▸ **What you have to do**
Find all lines in the listing that include the word "عادی", then copy them.

+--

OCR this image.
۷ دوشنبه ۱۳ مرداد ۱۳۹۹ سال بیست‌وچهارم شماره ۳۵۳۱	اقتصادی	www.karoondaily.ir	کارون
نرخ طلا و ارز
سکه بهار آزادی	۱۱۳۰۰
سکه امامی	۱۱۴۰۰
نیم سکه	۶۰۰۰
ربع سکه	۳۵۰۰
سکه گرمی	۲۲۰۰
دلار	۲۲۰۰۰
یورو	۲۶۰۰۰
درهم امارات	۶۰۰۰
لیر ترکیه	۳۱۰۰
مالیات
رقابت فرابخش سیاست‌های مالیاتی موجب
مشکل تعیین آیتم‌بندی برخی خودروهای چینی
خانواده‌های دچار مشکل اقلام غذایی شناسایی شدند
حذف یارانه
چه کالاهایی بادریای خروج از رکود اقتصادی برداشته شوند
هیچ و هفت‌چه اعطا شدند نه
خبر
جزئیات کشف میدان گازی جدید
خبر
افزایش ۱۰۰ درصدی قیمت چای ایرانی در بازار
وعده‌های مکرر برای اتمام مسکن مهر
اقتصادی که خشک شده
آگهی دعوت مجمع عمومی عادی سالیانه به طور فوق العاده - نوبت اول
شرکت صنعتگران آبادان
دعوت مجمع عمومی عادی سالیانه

+--

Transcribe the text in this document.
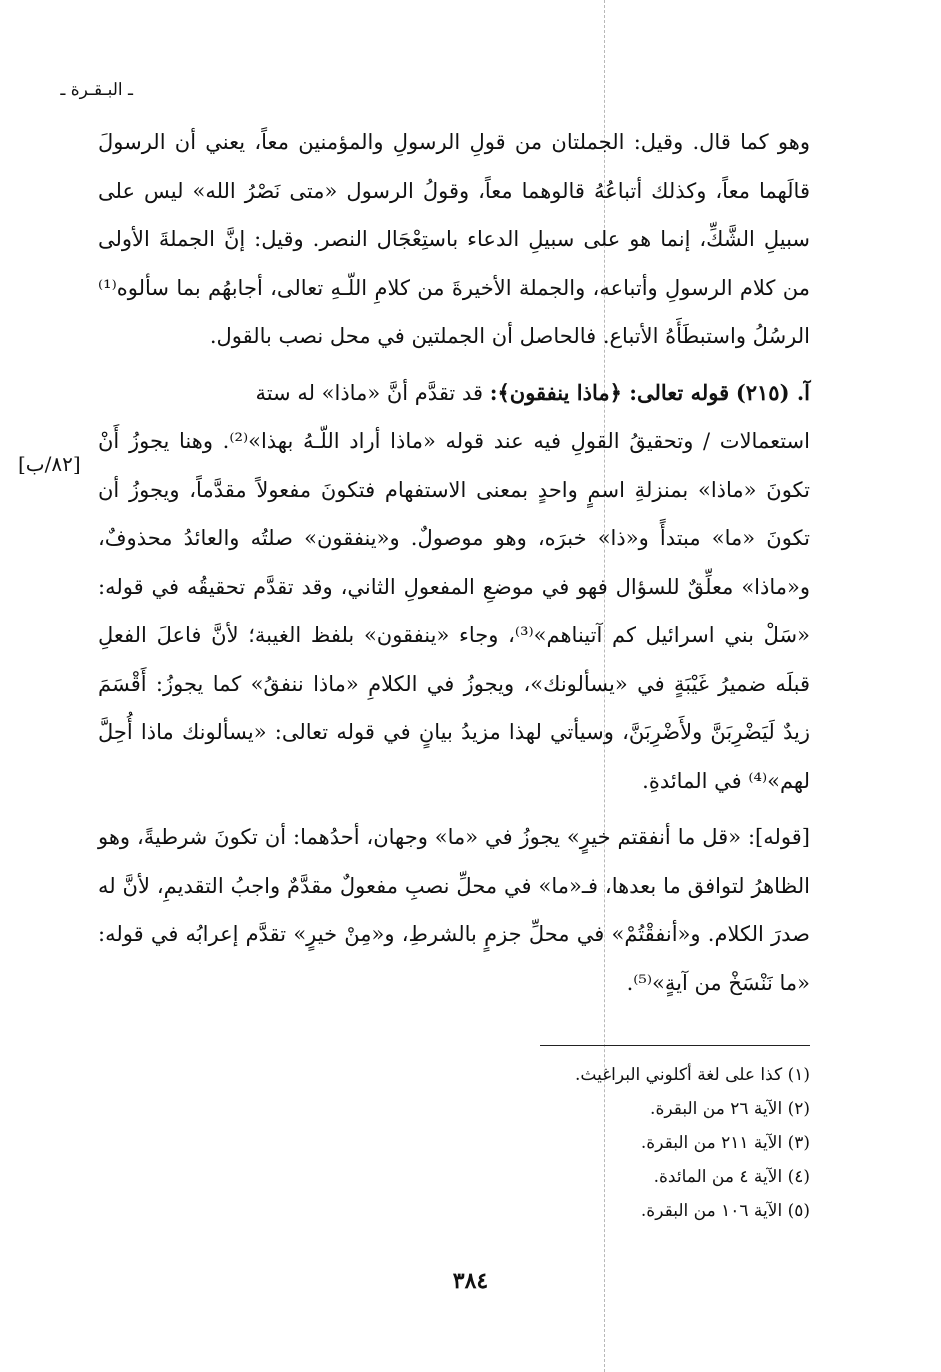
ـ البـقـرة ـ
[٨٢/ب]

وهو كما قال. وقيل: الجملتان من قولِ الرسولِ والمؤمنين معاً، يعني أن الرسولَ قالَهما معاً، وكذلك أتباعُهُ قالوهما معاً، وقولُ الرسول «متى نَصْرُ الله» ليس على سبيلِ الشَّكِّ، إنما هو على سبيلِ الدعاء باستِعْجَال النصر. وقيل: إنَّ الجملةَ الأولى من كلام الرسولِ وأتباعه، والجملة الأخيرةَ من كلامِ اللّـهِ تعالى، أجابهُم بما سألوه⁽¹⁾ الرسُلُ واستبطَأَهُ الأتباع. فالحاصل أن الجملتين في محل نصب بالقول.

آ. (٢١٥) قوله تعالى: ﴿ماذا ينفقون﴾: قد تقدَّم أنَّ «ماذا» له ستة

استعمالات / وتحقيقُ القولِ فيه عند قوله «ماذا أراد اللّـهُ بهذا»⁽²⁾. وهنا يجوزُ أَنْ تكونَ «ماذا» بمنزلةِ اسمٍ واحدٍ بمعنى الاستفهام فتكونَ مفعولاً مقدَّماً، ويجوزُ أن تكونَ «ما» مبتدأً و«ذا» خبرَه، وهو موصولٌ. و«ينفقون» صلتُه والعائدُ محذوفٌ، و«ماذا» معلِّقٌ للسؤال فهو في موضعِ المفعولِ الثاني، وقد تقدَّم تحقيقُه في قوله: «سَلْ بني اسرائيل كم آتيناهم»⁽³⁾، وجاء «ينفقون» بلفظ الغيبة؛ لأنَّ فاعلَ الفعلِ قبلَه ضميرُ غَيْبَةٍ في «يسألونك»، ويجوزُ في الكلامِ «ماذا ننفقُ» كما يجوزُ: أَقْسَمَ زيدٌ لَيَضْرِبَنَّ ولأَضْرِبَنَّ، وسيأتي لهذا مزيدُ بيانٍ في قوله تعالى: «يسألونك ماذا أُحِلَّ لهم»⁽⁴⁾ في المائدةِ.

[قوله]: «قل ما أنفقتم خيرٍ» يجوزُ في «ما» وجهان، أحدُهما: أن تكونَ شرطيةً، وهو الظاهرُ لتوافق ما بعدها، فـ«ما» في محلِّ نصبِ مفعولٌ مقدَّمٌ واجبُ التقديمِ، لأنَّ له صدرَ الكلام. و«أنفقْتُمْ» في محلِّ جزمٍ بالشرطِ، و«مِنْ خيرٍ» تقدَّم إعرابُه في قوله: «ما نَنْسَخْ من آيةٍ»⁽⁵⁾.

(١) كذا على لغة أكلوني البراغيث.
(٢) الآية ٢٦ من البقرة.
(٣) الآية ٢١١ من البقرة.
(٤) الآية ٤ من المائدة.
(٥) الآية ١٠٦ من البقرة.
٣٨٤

+--

▸ **The solution**
آگهی دعوت مجمع عمومی عادی سالیانه به طور فوق العاده - نوبت اول
دعوت مجمع عمومی عادی سالیانه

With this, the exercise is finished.